Robotic knee surgery platform developer OmniLife Science said today it began testing on its OmniBotics active spacer robotic tissue balancing device at 3 US sites after having won FDA 510(k) clearance in September.
The Raynham, Mass.based company said its OmniBotics active spacer is designed to allow surgeons performing total knee surgeries to quantitatively manage the soft tissue envelope during the procedure and can be combined with the company’s OmniBotics system for a customized procedure from a skeletal and tissue-based perspective.
“I believe that the active spacer technology is the tool we have been looking for to create even better predictability and reproducibility for knee replacement surgery I’m very excited to offer this system to my patients,” Dr. Jeffrey Lawrence said in a press release.
“The active spacer technology is a great step forward that brings the most advanced measurement and analysis tools directly to each patient and surgeon right in the operating room. It’s an unprecedented, real-time evaluation of the knee that optimizes each step of the procedure,” Dr. John Keggi said in a prepared statement.
OMNI said that the new addition intends to improve patient satisfaction by improving soft tissue balancing, as many knee replacement patients do not achieve full satisfaction, even when implants are well placed, due to sub-optimal soft tissue balancing.
“The active spacer is an amazing new technology for knee replacement. It actually shows your surgeon, in real time, how tight or loose your knee is on each side as it bends. This information is then fed into a robot, which plans how your knee is replaced on an individual basis for optimum results. I believe that this revolutionary, never before seen technology will get us not one–but several–steps closer to the Holy Grail of knee replacement: the freely moving, perfectly stable and pain-free knee,” orthopedic surgeon Dr. Amber Randall said in a prepared release.
The robotic company touted the OmniBotics active spacer as the only tech that “quantitatively drives the total knee replacement surgical procedure with both alignment and ligament balancing.”

Source data:
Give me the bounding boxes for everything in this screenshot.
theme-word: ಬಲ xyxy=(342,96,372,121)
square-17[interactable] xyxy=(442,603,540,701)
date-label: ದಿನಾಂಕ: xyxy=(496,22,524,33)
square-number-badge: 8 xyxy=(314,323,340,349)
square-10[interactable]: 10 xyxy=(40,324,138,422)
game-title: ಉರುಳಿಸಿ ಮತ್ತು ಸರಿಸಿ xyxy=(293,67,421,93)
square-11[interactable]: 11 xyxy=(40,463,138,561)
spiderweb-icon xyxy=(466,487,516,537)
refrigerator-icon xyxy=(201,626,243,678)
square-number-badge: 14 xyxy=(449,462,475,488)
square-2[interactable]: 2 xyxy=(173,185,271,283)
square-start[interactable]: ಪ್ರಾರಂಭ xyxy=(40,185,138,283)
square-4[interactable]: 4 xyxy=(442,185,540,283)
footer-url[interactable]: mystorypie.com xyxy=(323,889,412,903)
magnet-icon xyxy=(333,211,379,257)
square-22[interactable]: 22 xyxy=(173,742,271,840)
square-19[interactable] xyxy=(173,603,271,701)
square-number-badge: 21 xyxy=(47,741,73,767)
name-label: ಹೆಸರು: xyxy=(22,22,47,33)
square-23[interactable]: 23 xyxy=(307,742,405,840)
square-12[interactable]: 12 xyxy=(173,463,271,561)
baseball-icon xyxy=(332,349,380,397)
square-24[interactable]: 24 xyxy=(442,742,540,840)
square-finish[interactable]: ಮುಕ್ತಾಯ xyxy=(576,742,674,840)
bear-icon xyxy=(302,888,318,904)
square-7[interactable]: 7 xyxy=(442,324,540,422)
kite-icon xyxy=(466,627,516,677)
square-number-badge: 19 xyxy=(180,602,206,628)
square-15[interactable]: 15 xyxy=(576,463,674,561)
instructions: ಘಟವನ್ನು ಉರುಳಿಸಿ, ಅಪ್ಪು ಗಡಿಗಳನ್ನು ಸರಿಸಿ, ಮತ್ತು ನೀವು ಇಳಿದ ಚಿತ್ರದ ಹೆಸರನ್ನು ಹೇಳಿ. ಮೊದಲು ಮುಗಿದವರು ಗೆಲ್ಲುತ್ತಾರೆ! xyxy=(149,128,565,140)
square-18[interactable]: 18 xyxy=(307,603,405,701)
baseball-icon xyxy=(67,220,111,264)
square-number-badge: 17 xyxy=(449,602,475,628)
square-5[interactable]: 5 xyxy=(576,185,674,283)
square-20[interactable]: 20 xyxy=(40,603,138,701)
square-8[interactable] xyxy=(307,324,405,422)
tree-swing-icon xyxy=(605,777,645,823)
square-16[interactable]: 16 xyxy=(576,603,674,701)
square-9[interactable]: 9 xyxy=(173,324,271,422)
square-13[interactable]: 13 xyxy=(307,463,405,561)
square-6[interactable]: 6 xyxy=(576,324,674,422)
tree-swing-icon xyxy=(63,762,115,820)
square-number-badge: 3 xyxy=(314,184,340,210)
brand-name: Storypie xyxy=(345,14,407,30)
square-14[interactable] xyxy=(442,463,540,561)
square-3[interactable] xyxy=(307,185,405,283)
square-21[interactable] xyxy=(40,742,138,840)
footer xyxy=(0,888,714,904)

Questions:
1. Reproduce the knee surgery article from "The Raynham, Mass.based" to "and tissue-based perspective.", changing "soft tissue envelope" to "soft tissue balance".
2. Using the knee surgery article, mark each statement yes or no and quote the words that decide it: (a) OmniLife Science is based in Raynham, Mass. (b) The active spacer won FDA 510(k) clearance in October. (c) Testing of the active spacer began at five US sites.
3. In the knee surgery article, what does Dr. Amber Randall say the active spacer shows the surgeon in real time?

Task-by-task answers:
1.
The Raynham, Mass.based company said its OmniBotics active spacer is designed to allow surgeons performing total knee surgeries to quantitatively manage the soft tissue balance during the procedure and can be combined with the company’s OmniBotics system for a customized procedure from a skeletal and tissue-based perspective.

2.
(a) Yes: "The Raynham, Mass.based company"
(b) No: "after having won FDA 510(k) clearance in September"
(c) No: "it began testing on its OmniBotics active spacer robotic tissue balancing device at 3 US sites"

3. It shows how tight or loose the knee is on each side as it bends.